Tell how many lines in these records contain the string "スタンダード", with only the number as the reply.
+ + + + +
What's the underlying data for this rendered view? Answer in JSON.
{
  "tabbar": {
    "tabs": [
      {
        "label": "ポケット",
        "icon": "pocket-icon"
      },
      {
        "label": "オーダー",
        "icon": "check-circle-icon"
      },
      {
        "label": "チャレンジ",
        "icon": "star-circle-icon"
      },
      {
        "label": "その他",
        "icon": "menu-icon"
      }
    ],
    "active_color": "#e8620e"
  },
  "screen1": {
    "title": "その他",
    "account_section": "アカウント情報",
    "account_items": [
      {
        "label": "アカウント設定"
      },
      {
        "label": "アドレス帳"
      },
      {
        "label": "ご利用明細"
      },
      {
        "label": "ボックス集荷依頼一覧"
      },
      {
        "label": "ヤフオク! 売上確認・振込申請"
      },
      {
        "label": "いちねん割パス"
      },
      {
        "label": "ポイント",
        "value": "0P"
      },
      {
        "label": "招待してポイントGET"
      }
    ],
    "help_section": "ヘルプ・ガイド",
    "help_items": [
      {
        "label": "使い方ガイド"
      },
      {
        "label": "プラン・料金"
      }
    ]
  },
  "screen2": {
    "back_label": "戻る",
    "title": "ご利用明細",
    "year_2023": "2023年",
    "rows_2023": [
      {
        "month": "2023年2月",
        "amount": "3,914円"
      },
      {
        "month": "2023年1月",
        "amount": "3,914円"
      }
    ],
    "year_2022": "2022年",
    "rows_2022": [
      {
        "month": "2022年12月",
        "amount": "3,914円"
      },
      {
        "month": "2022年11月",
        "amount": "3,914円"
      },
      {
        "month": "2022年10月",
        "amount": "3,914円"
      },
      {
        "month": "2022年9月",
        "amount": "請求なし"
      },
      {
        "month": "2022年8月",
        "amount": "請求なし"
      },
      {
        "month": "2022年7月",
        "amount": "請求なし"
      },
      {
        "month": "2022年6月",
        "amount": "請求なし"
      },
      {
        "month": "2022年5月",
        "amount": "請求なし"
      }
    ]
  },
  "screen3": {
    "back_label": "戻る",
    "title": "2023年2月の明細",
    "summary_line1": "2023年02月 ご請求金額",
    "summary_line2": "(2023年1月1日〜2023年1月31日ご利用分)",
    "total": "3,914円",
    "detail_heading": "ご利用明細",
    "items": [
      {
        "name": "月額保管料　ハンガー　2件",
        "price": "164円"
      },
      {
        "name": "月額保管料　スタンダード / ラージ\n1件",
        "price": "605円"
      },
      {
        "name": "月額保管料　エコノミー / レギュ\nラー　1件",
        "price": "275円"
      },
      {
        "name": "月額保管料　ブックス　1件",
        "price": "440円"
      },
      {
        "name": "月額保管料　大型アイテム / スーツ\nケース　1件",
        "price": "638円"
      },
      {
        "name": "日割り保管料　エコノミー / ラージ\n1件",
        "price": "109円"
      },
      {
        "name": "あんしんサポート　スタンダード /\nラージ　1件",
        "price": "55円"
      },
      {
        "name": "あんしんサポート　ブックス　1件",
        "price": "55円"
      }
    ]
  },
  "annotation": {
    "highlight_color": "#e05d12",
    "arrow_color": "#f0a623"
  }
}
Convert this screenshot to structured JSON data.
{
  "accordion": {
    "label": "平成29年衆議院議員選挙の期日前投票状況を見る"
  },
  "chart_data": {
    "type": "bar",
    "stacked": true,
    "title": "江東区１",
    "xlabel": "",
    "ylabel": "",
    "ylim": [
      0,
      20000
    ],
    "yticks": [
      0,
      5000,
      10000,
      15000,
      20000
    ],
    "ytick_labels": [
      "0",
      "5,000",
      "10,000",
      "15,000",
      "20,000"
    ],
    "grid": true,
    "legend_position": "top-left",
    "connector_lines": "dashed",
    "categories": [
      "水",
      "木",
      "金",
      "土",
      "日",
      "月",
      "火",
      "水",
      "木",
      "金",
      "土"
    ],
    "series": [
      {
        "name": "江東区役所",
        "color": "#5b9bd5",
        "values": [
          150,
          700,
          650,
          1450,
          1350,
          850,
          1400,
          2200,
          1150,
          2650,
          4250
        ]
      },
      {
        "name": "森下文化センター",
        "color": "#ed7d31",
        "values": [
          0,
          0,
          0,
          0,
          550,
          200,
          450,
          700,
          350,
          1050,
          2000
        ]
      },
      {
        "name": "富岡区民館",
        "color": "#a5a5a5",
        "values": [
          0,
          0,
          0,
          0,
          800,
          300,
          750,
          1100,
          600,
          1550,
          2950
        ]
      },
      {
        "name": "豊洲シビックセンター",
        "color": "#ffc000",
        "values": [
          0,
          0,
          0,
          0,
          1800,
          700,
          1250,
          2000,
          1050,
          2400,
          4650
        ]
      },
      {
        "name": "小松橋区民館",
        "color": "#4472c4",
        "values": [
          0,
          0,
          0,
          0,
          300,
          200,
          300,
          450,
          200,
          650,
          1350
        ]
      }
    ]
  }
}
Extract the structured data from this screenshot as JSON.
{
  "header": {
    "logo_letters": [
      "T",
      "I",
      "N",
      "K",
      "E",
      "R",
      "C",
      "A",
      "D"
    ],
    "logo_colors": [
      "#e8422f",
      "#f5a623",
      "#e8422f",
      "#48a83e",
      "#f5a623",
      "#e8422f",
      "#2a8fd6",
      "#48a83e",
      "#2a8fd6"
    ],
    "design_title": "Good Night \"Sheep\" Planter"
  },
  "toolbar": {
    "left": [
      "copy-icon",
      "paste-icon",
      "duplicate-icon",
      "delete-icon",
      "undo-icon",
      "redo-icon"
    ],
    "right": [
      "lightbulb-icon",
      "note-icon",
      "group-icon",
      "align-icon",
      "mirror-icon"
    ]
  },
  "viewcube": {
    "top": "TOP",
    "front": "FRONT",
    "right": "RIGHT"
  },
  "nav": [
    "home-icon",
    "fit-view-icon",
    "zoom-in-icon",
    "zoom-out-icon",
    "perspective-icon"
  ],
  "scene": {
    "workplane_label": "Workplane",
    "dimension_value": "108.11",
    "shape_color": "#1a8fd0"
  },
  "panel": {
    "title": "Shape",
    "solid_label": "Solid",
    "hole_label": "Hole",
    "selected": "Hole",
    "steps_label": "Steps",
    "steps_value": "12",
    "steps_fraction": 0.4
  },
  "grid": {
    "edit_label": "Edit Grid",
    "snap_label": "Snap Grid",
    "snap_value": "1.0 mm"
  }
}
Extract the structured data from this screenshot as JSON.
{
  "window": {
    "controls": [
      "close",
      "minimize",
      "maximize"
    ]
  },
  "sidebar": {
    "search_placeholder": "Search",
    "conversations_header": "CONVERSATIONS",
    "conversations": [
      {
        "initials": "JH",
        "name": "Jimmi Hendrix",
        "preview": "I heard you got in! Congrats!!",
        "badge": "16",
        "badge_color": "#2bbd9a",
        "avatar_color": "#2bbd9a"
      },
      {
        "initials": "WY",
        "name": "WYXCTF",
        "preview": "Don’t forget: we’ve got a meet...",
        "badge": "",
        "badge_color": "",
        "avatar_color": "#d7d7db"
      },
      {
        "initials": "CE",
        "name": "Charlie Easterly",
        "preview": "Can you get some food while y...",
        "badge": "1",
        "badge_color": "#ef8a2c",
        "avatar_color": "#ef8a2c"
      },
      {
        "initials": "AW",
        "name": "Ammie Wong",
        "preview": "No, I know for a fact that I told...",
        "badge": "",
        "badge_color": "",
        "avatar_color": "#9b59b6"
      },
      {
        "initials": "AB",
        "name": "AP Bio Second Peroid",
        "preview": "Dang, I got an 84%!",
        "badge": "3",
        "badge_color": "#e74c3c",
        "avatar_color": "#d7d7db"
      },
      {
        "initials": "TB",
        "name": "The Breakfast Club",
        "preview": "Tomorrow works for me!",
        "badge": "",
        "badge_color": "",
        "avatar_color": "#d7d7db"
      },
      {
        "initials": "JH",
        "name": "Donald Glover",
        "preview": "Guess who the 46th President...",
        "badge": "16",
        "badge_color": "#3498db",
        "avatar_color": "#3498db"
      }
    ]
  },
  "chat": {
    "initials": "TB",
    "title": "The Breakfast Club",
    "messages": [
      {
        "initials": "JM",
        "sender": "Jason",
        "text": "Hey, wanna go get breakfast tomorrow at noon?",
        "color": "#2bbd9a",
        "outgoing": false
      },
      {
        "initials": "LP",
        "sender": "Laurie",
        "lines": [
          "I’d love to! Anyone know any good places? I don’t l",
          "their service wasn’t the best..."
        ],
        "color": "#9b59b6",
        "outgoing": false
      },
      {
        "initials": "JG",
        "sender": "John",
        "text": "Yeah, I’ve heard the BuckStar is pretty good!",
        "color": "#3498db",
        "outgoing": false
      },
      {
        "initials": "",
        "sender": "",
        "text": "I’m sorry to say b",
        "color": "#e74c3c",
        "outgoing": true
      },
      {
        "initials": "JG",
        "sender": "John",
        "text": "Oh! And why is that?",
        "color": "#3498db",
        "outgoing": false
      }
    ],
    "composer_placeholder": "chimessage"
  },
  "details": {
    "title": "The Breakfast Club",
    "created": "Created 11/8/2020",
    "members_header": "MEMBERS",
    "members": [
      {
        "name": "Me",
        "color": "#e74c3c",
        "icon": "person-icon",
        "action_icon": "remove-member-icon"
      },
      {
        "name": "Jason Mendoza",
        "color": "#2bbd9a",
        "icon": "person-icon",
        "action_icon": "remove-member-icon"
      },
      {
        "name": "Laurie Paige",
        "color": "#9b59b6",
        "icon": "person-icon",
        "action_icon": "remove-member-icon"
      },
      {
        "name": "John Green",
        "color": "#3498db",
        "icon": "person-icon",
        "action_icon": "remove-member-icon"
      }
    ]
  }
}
+ + + + +
WRITTEN ANSWER —
2